__TASK STATEMENT__: Locate every line in the records below that holds the word "стандарте" and return each one.

__DATASET EXCERPTS__:
● ● ●
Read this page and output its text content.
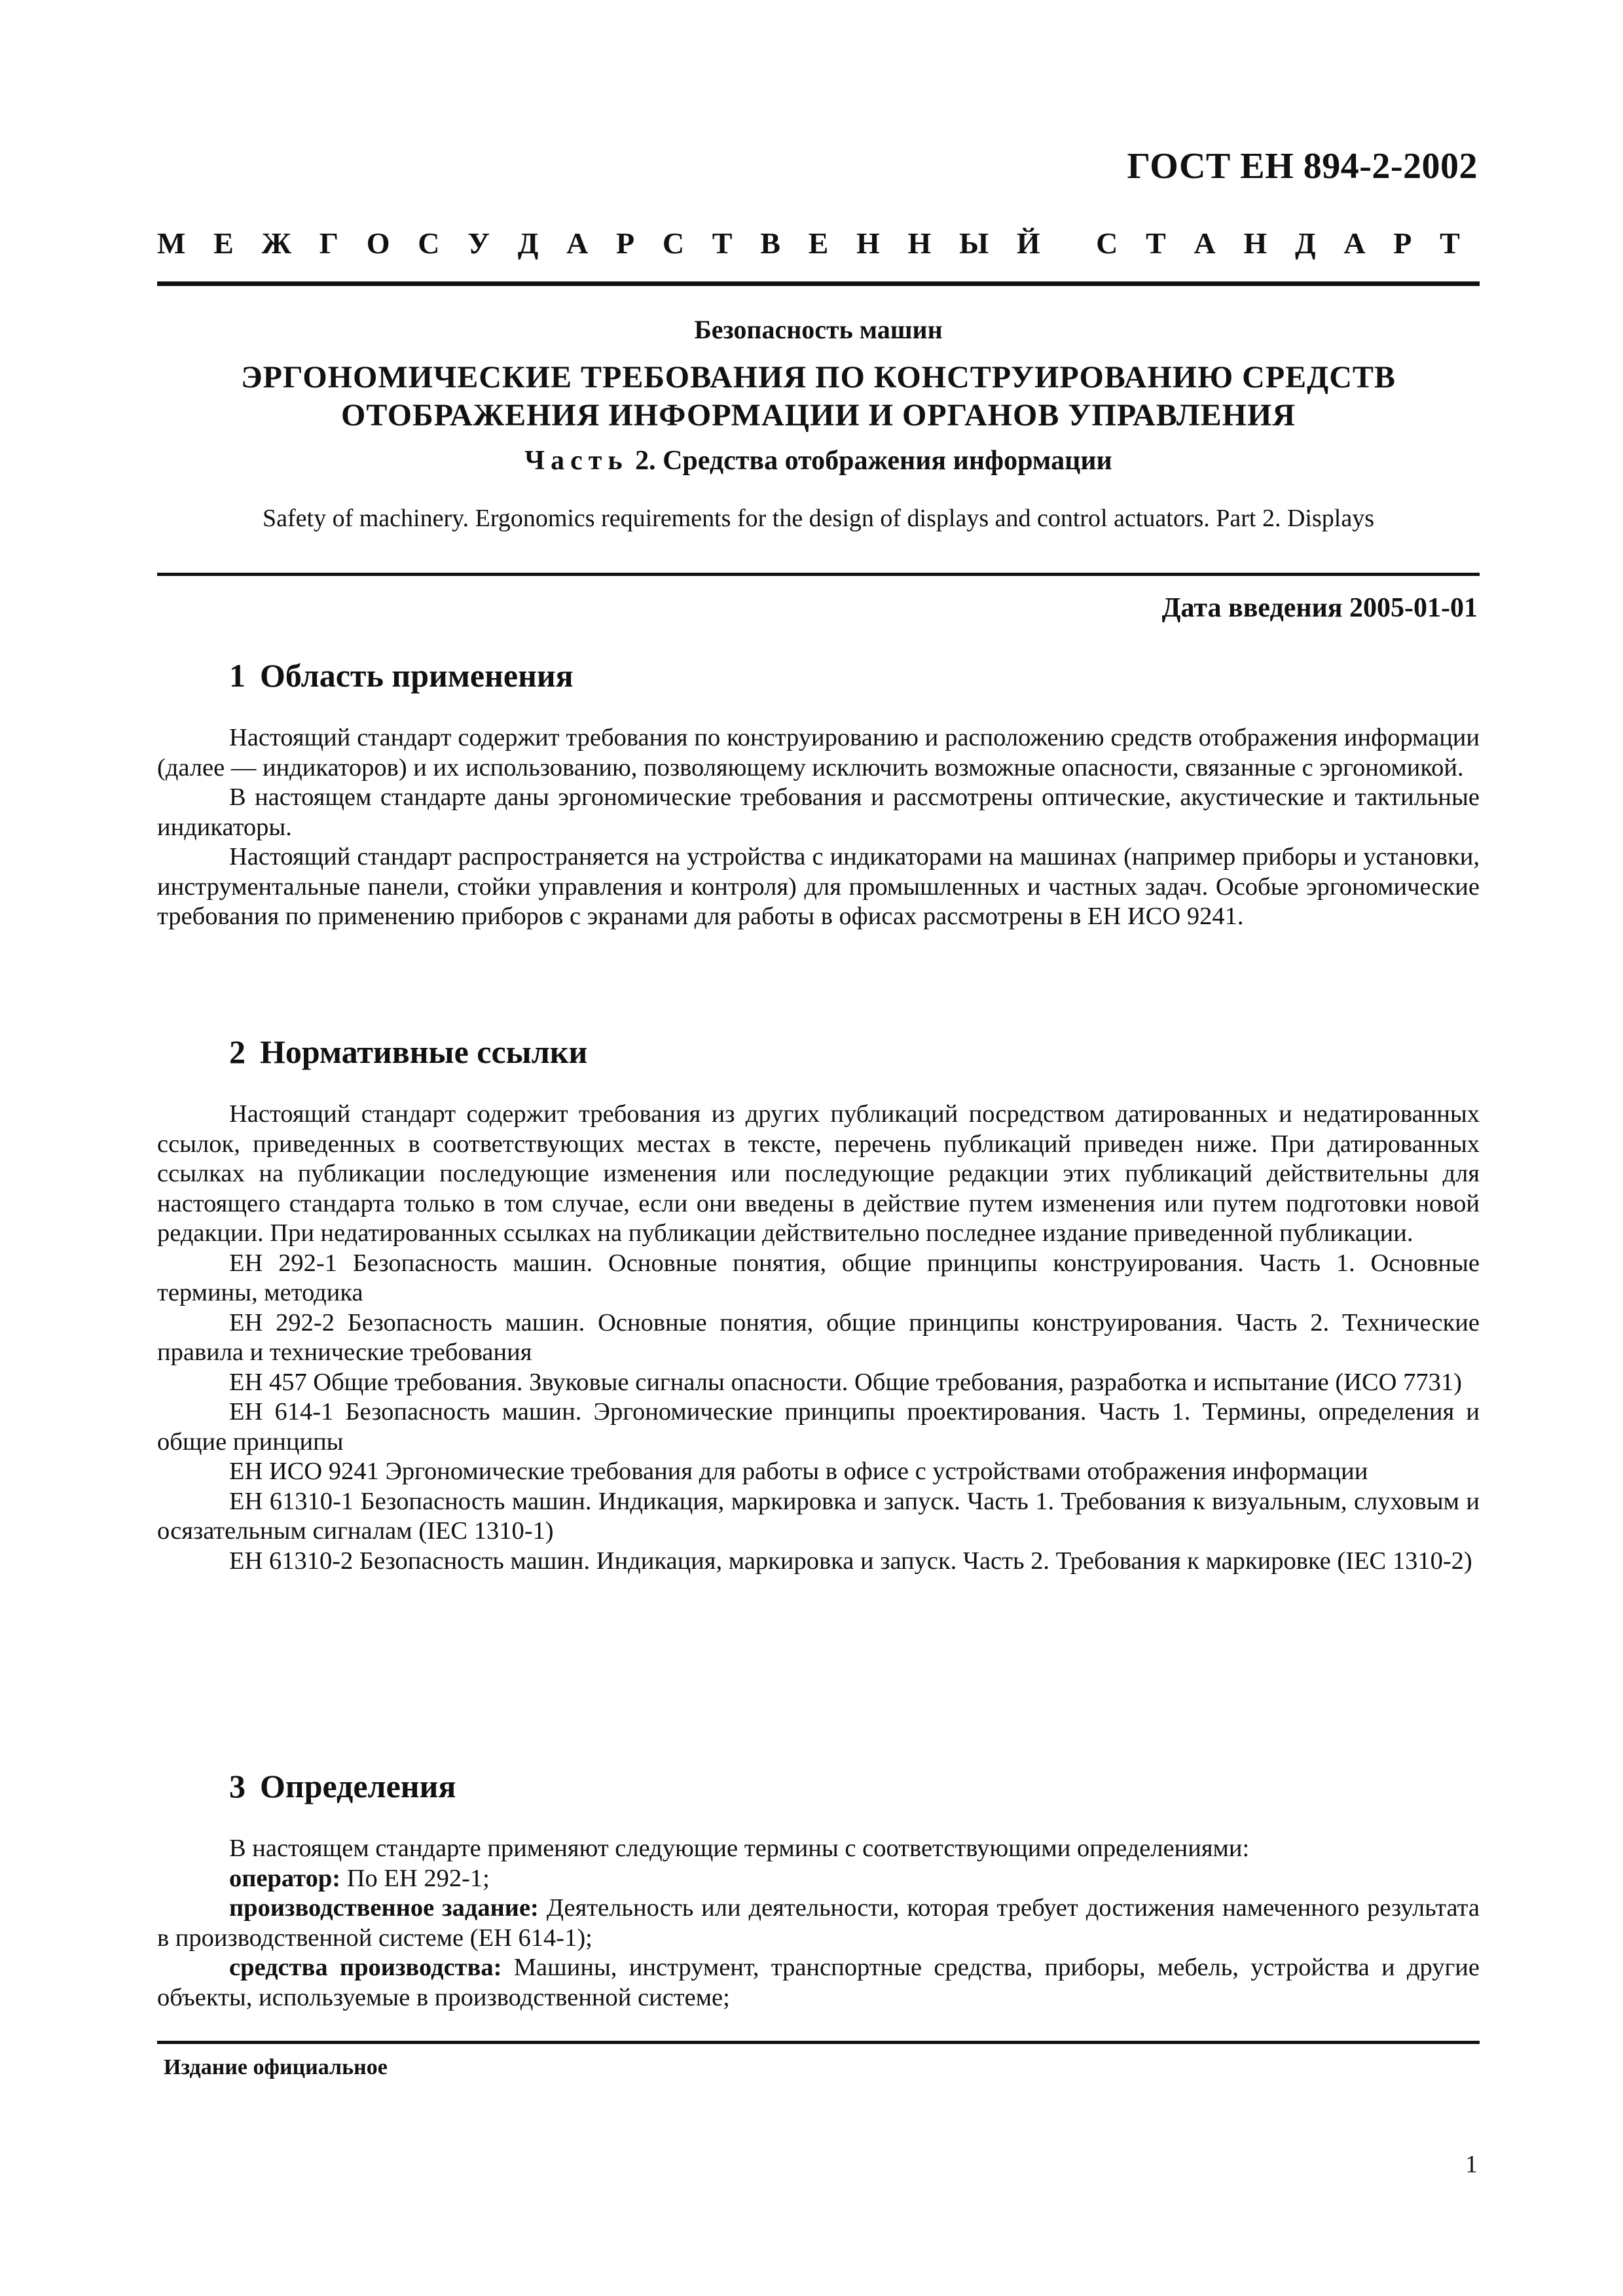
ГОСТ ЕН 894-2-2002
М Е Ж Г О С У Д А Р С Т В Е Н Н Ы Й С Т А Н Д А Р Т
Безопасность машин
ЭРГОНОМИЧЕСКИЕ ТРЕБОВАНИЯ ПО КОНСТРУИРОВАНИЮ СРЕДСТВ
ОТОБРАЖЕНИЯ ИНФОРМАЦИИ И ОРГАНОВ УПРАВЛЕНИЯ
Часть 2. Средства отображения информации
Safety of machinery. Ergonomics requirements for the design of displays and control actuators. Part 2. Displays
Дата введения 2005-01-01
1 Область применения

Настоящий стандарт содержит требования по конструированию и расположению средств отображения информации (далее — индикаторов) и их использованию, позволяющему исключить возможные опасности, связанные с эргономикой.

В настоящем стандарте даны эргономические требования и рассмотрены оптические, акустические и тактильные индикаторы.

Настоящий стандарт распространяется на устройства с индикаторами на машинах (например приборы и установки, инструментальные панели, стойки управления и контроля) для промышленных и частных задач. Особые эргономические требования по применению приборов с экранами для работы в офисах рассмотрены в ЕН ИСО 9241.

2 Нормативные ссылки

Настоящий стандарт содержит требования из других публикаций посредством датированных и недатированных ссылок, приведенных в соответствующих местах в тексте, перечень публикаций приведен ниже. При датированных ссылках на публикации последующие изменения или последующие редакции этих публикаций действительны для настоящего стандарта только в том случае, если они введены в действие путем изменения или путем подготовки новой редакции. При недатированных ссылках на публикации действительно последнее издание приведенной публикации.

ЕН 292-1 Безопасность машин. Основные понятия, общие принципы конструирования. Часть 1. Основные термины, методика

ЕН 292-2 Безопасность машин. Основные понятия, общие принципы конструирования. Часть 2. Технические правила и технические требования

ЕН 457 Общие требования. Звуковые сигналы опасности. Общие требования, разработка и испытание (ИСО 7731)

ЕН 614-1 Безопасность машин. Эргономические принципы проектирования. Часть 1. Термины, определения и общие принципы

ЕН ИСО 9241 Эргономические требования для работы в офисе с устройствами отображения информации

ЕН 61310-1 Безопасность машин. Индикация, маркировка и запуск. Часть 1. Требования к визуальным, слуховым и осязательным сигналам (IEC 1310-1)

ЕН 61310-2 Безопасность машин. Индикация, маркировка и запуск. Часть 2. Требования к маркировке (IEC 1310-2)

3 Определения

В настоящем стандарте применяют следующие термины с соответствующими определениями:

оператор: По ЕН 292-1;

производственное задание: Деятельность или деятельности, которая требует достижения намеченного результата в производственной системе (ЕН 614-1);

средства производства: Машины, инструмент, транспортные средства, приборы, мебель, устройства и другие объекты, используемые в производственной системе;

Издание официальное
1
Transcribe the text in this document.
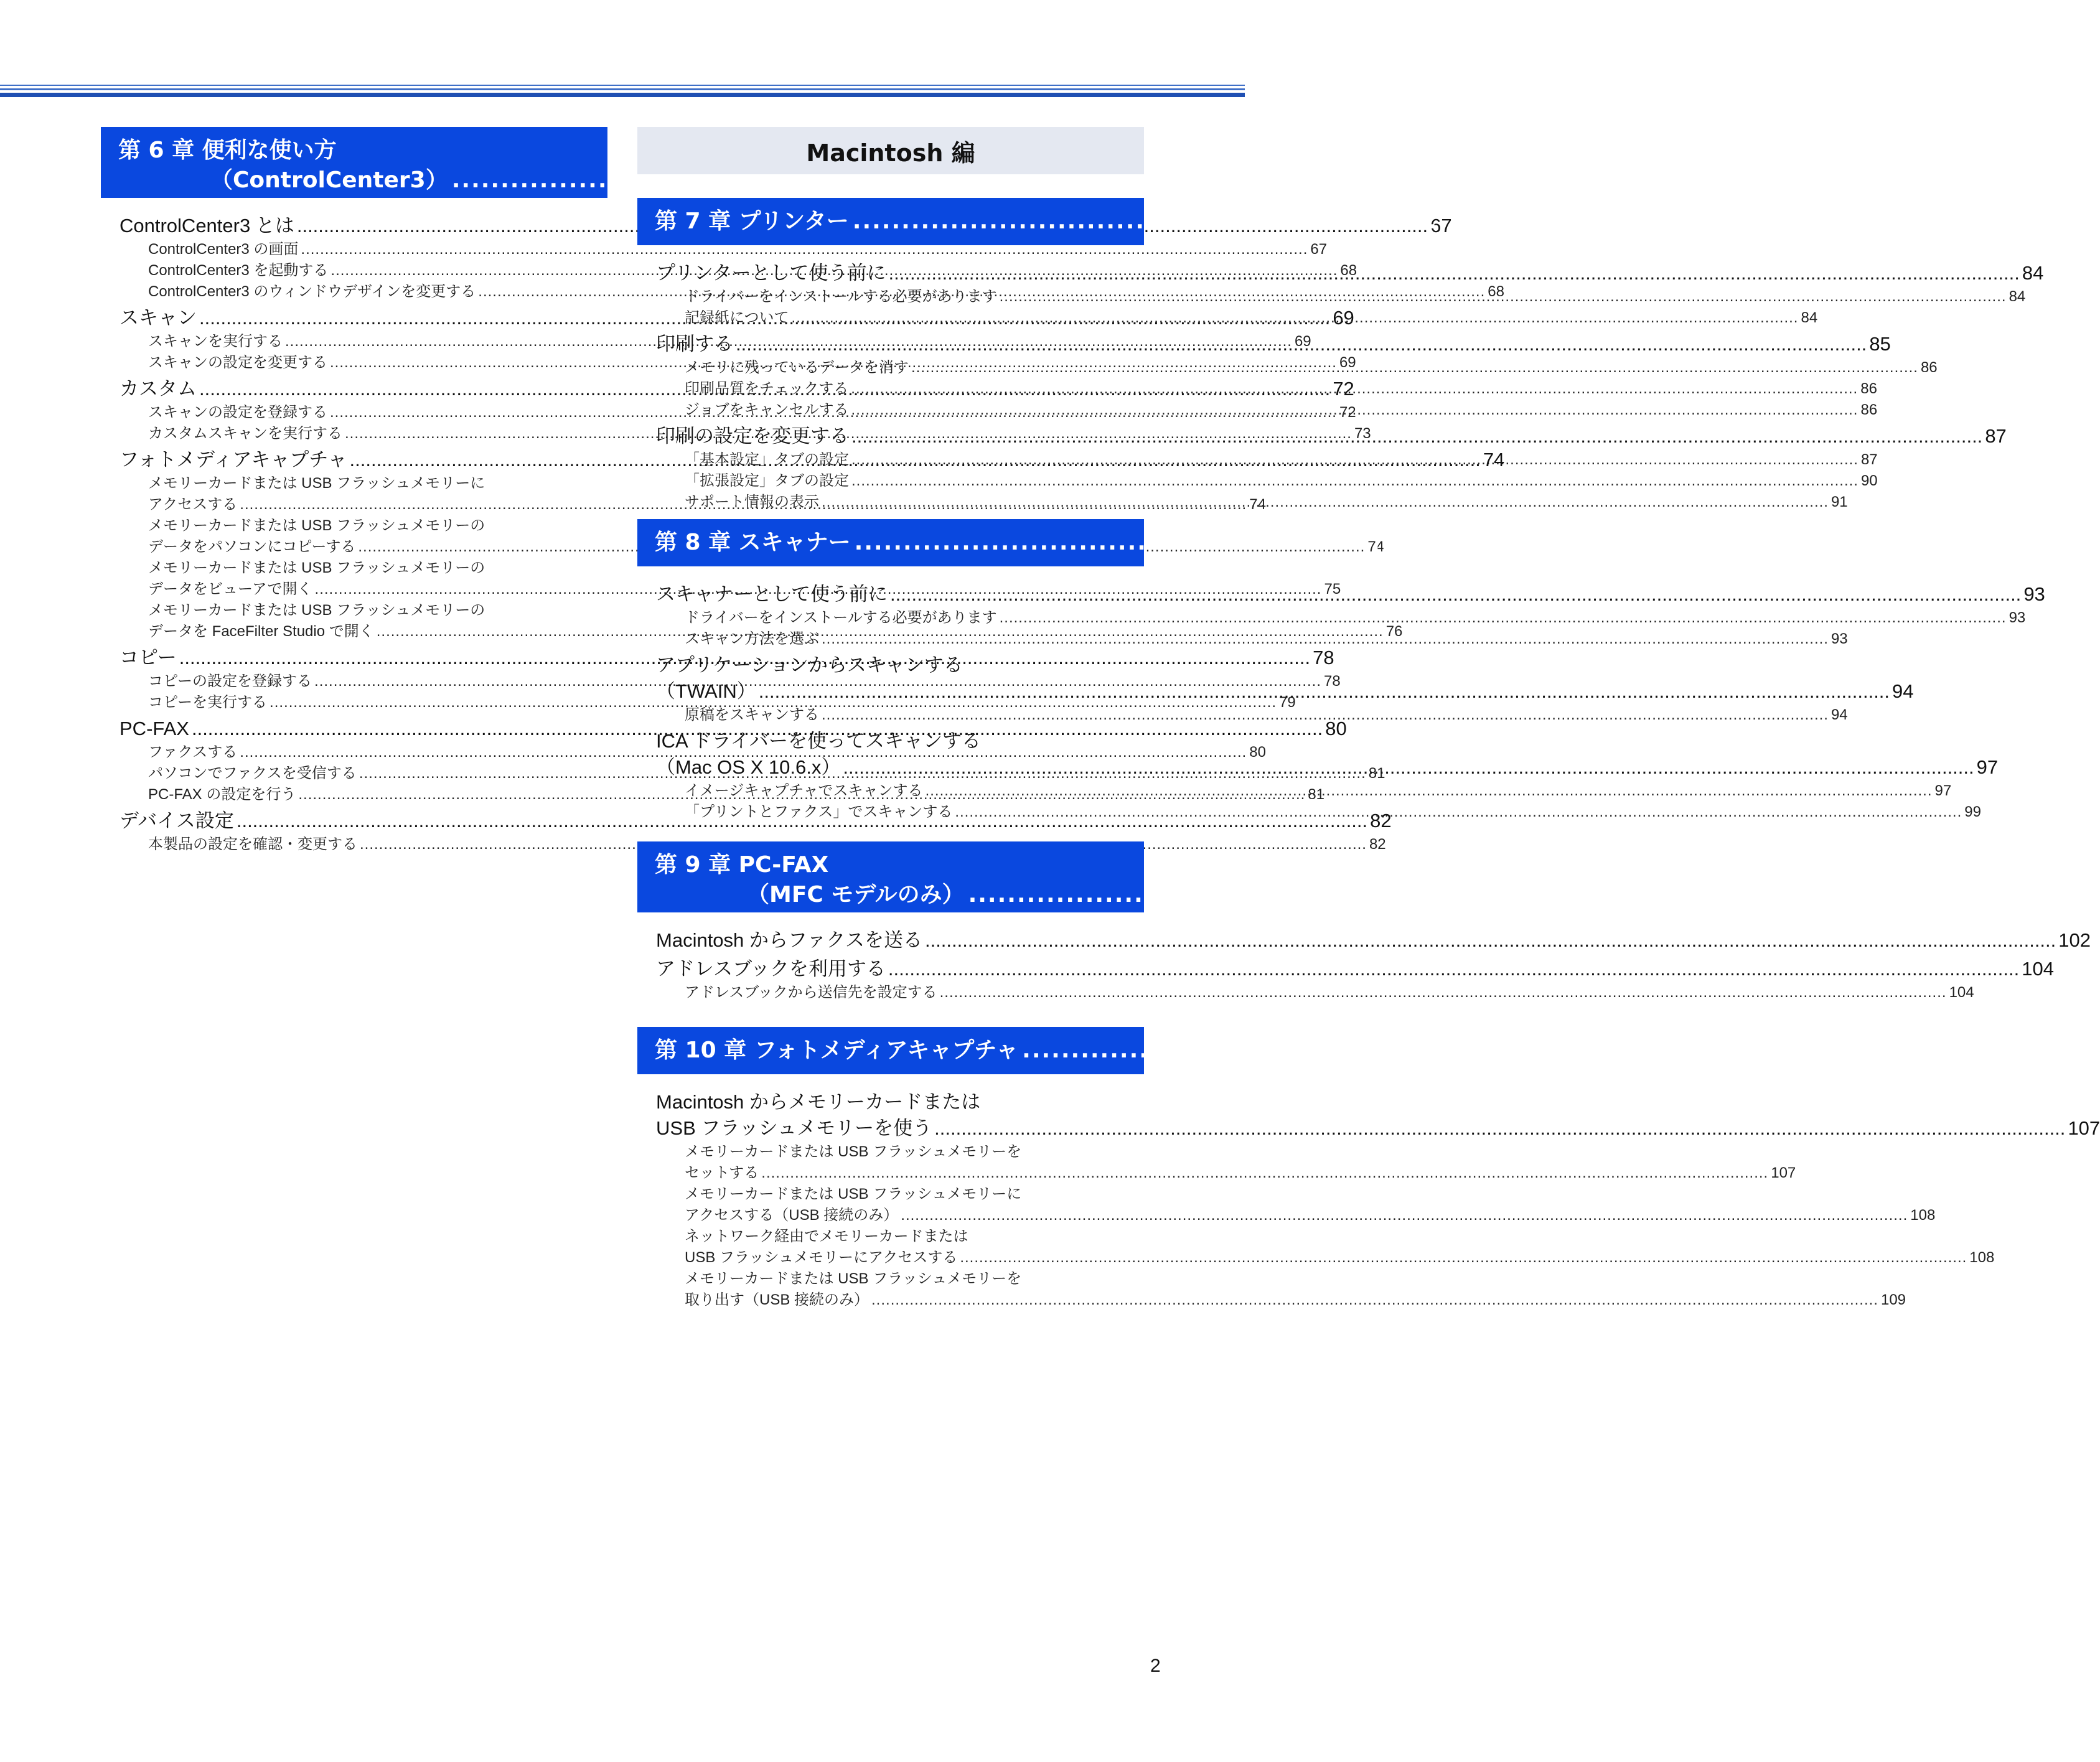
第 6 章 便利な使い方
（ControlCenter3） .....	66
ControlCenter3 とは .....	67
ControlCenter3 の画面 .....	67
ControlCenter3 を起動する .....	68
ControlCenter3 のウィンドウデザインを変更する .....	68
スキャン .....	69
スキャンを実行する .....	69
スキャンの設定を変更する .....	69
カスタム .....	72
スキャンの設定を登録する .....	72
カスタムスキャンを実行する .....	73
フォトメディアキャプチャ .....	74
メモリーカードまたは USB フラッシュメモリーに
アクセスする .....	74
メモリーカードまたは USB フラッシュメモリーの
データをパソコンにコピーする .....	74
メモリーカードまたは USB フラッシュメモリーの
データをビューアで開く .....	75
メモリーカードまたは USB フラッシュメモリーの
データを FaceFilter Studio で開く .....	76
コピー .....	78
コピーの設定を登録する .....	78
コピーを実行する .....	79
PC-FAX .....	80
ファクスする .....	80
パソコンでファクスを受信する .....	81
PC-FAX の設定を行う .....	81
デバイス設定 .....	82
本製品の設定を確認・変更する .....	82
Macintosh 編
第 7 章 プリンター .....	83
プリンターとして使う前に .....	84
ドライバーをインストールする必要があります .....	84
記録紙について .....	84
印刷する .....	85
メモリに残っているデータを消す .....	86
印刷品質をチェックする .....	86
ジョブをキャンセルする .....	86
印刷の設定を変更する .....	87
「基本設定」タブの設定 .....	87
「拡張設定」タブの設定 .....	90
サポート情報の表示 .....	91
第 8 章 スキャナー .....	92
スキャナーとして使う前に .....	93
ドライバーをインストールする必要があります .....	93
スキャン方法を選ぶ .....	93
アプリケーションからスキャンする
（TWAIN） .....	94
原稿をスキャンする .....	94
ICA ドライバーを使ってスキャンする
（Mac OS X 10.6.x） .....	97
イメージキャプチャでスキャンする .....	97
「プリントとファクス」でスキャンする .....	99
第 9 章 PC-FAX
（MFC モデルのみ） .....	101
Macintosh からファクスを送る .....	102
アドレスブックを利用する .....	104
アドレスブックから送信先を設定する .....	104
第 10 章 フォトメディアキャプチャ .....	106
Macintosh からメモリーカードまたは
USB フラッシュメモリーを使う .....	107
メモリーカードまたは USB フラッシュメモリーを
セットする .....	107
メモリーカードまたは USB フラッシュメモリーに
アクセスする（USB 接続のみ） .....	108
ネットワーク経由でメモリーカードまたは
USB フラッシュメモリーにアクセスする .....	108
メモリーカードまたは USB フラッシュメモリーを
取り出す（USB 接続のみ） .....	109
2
● ● ●
__FULL RESPONSE__:
В настоящем стандарте даны эргономические требования и рассмотрены оптические, акустические и тактильные индикаторы.
В настоящем стандарте применяют следующие термины с соответствующими определениями:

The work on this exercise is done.